Aim of the exercise:
Reproduce the vegetarian chili recipe below word for word.

This Quick and Easy Vegetarian Chili is a hearty and flavorful dish that's perfect for anyone looking for a nutritious meal without the meat. Packed with beans, vegetables, and spices, this chili is ideal for busy weekdays or cozy weekends when you want something comforting yet easy to prepare. With a total preparation and cooking time of around 30 minutes, it's a fantastic option for families, meal preppers, or anyone looking to enjoy a delicious, plant-based dinner.
Ingredients:
- 1 can (15 oz) black beans, rinsed and drained
- 1 can (15 oz) kidney beans, rinsed and drained
- 1 can (15 oz) diced tomatoes (with juice)
- 1 medium onion, diced
- 1 bell pepper (any color), diced
- 2 cloves garlic, minced
- 2 cups vegetable broth
- 1 tablespoon chili powder
- 1 teaspoon cumin
- 1/2 teaspoon paprika
- Salt and pepper to taste
- 1 tablespoon olive oil
- Optional toppings: shredded cheese, avocado, sour cream, cilantro
Cooking Instructions:
- In a large pot, heat the olive oil over medium heat. Once hot, add the diced onion and bell pepper, sautéing until they soften (about 5 minutes).
- Stir in the minced garlic and cook for an additional minute, until fragrant.

Source data:
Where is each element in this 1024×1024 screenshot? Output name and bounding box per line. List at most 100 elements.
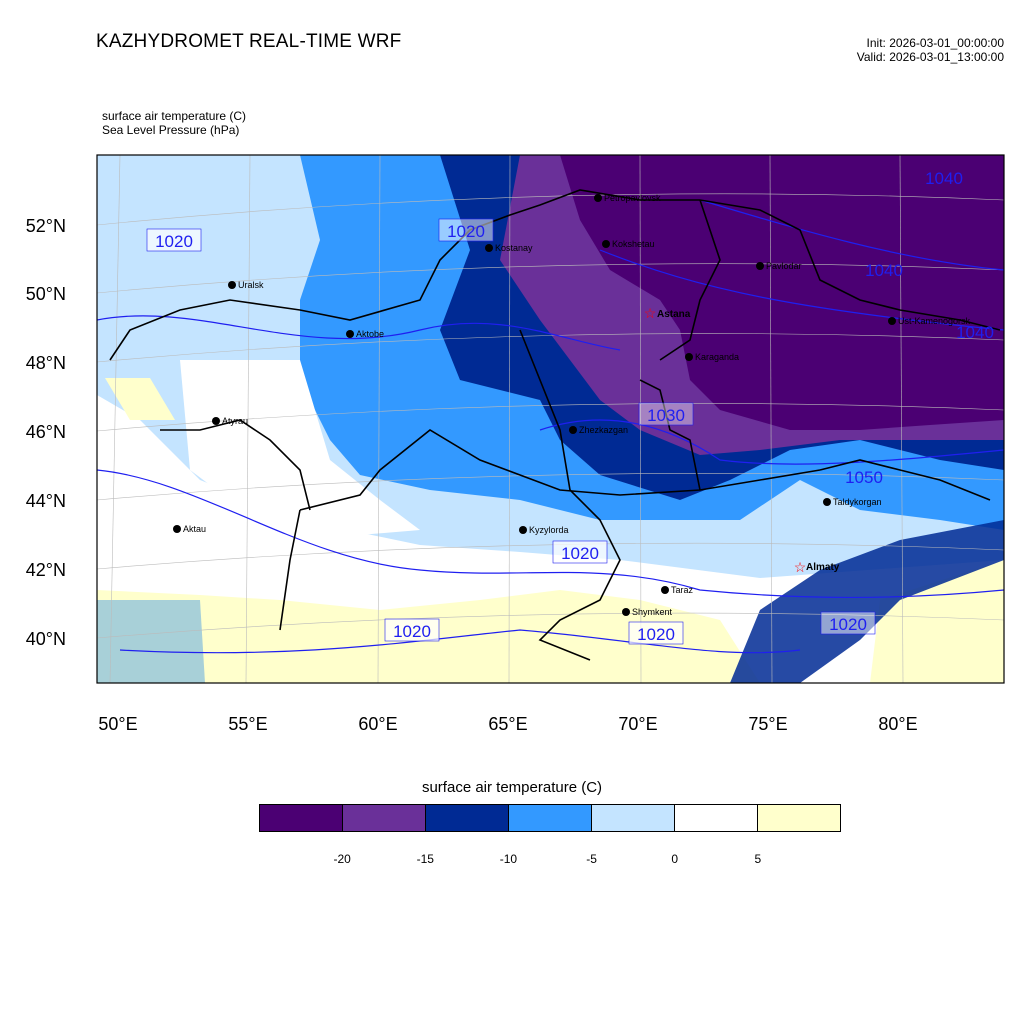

Solved problem:
This Quick and Easy Vegetarian Chili is a hearty and flavorful dish that's perfect for anyone looking for a nutritious meal without the meat. Packed with beans, vegetables, and spices, this chili is ideal for busy weekdays or cozy weekends when you want something comforting yet easy to prepare. With a total preparation and cooking time of around 30 minutes, it's a fantastic option for families, meal preppers, or anyone looking to enjoy a delicious, plant-based dinner.
Ingredients:
- 1 can (15 oz) black beans, rinsed and drained
- 1 can (15 oz) kidney beans, rinsed and drained
- 1 can (15 oz) diced tomatoes (with juice)
- 1 medium onion, diced
- 1 bell pepper (any color), diced
- 2 cloves garlic, minced
- 2 cups vegetable broth
- 1 tablespoon chili powder
- 1 teaspoon cumin
- 1/2 teaspoon paprika
- Salt and pepper to taste
- 1 tablespoon olive oil
- Optional toppings: shredded cheese, avocado, sour cream, cilantro
Cooking Instructions:
- In a large pot, heat the olive oil over medium heat. Once hot, add the diced onion and bell pepper, sautéing until they soften (about 5 minutes).
- Stir in the minced garlic and cook for an additional minute, until fragrant.